RECORDS FOR THIS TASK:
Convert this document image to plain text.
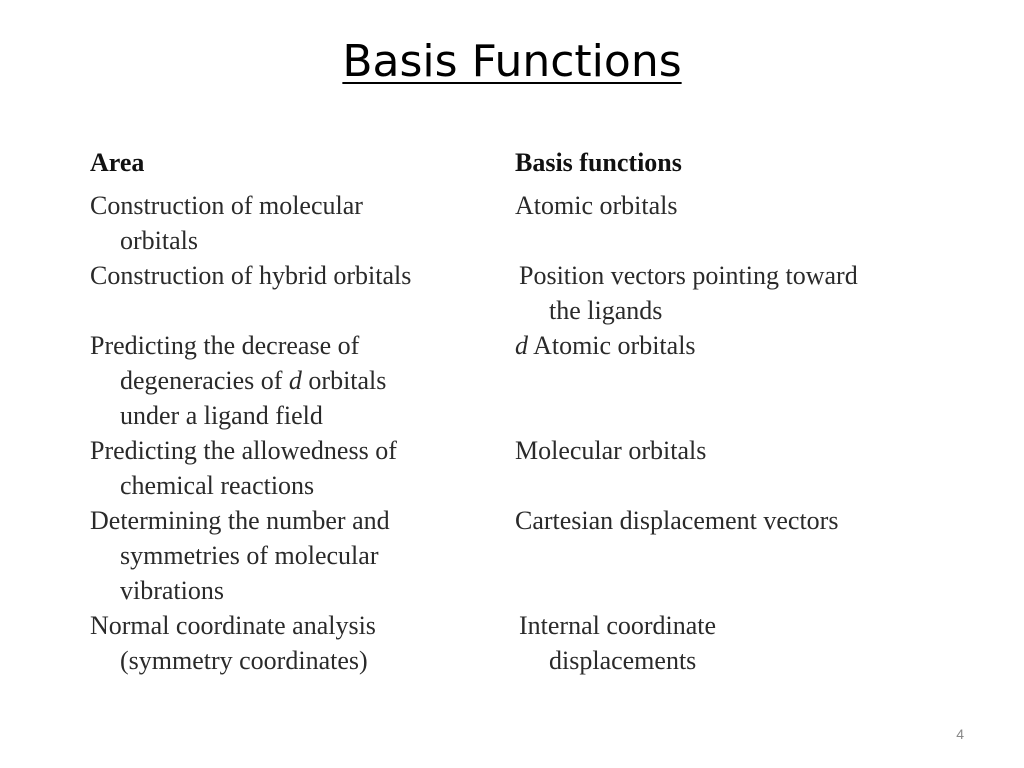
Basis Functions
Area	Basis functions
Construction of molecular
orbitals
Atomic orbitals
Construction of hybrid orbitals	Position vectors pointing toward
the ligands
Predicting the decrease of
degeneracies of d orbitals
under a ligand field
d Atomic orbitals
Predicting the allowedness of
chemical reactions
Molecular orbitals
Determining the number and
symmetries of molecular
vibrations
Cartesian displacement vectors
Normal coordinate analysis
(symmetry coordinates)
Internal coordinate
displacements
4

TASK OBJECTIVE: Using the records above, output their complete text exactly, minus any images.

SOLUTION TO THE EXERCISE:
Convert this document image to plain text.
Basis Functions
Area	Basis functions
Construction of molecular
orbitals
Atomic orbitals
Construction of hybrid orbitals	Position vectors pointing toward
the ligands
Predicting the decrease of
degeneracies of d orbitals
under a ligand field
d Atomic orbitals
Predicting the allowedness of
chemical reactions
Molecular orbitals
Determining the number and
symmetries of molecular
vibrations
Cartesian displacement vectors
Normal coordinate analysis
(symmetry coordinates)
Internal coordinate
displacements
4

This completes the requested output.